[DIRECTIVE]
Find each line in the following listing that has the string "study", then state the count and nothing else.

[TASK DATA]
## Start
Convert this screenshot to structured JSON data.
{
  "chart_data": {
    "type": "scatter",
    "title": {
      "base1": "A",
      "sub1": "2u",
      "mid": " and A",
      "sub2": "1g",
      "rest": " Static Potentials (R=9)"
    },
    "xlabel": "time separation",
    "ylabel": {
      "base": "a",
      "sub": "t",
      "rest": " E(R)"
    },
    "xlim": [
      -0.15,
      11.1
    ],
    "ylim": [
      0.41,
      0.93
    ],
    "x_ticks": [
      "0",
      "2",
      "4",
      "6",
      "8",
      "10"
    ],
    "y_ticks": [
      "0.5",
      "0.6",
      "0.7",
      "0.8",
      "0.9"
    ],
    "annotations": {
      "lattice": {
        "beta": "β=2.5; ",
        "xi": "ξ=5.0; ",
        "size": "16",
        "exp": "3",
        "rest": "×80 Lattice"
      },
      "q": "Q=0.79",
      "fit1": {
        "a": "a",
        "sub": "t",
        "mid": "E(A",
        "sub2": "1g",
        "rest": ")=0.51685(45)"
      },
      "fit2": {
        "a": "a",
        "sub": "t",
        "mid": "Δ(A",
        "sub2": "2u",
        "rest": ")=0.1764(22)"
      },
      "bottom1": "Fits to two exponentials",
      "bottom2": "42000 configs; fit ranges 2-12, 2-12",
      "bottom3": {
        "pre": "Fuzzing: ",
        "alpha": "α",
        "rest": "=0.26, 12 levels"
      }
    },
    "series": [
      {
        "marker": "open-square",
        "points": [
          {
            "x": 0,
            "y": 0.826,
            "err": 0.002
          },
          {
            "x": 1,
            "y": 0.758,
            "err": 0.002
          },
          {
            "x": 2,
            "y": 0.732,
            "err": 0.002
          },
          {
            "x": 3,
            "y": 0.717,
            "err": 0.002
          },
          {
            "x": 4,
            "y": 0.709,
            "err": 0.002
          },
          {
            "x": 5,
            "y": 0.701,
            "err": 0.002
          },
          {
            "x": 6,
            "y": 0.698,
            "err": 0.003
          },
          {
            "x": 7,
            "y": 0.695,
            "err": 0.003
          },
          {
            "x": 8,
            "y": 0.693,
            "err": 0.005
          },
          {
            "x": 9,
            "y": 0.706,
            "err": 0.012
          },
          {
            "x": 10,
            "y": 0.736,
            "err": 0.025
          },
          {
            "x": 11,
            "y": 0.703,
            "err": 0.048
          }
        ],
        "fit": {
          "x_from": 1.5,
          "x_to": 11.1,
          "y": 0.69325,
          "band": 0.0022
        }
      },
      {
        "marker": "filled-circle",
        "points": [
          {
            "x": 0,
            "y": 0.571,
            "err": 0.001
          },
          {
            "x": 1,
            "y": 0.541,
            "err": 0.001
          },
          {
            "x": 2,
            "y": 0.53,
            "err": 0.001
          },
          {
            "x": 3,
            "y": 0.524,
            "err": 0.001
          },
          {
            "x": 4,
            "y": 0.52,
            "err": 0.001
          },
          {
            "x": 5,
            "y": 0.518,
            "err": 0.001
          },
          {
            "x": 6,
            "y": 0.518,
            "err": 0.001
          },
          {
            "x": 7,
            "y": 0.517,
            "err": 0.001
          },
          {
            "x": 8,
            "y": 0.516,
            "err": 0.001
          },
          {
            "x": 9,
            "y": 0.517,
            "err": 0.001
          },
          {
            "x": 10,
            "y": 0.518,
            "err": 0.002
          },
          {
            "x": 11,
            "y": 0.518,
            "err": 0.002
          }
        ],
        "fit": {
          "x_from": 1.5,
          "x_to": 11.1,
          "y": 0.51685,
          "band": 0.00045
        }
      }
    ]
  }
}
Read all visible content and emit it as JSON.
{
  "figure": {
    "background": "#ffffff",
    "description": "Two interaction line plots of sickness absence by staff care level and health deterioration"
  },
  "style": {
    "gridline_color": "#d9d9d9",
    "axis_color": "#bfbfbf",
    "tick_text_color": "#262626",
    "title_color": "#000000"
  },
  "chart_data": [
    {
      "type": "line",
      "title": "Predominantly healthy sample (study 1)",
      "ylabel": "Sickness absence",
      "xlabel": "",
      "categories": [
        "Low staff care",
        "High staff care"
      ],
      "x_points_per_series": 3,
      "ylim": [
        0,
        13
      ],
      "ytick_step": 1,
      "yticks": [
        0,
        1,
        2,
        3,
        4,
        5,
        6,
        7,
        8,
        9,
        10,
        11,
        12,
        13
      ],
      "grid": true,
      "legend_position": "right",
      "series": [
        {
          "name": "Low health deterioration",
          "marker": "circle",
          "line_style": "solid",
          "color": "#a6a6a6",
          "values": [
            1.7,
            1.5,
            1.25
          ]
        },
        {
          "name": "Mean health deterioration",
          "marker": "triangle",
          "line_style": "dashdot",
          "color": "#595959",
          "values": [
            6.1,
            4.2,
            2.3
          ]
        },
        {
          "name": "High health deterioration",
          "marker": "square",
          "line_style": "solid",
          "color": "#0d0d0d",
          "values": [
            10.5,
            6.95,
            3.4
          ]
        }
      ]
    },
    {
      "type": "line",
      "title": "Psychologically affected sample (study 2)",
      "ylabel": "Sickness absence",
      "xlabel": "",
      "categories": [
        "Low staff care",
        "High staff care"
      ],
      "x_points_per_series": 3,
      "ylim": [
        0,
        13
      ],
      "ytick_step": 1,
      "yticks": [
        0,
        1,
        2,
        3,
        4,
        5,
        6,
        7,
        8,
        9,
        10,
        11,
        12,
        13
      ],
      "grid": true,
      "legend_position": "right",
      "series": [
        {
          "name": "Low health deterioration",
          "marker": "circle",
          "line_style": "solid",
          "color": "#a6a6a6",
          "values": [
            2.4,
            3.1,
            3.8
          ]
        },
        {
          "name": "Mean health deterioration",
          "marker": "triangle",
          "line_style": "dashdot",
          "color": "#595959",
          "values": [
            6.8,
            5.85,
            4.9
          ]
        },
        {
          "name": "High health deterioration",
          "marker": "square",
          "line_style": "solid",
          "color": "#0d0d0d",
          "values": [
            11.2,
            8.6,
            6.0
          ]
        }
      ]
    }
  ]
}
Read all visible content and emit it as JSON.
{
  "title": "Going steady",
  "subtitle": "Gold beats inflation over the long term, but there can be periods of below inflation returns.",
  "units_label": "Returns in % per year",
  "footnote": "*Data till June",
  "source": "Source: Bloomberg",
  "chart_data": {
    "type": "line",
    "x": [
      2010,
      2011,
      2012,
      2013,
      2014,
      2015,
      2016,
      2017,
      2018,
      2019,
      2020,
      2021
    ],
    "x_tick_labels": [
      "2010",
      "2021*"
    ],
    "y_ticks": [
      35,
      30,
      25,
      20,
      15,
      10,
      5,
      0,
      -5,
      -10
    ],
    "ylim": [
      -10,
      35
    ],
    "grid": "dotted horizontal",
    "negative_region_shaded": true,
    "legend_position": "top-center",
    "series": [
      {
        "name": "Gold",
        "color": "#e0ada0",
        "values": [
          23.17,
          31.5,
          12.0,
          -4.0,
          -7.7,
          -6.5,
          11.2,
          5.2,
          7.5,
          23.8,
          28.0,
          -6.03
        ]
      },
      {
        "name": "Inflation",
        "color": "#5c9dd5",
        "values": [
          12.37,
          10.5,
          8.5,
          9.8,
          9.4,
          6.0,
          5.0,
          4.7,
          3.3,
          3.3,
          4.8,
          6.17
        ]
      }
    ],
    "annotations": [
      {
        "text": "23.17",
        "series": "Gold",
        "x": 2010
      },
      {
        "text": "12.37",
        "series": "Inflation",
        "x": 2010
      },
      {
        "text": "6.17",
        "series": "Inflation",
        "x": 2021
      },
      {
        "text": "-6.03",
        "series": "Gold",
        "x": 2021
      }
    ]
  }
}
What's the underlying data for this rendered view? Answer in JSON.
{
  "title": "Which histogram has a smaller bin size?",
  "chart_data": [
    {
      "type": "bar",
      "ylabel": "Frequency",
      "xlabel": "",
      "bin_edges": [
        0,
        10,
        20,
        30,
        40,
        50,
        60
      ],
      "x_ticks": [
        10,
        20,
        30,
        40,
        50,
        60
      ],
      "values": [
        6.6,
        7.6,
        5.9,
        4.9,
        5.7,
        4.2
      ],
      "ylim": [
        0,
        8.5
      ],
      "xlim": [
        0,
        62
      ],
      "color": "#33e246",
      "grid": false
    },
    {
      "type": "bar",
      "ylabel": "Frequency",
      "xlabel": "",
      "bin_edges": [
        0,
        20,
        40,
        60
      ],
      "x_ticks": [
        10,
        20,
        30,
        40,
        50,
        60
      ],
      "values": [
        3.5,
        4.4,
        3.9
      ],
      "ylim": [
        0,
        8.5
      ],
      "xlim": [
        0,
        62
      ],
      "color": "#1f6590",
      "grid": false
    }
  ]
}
## End
[EXERCISE RESPONSE]
2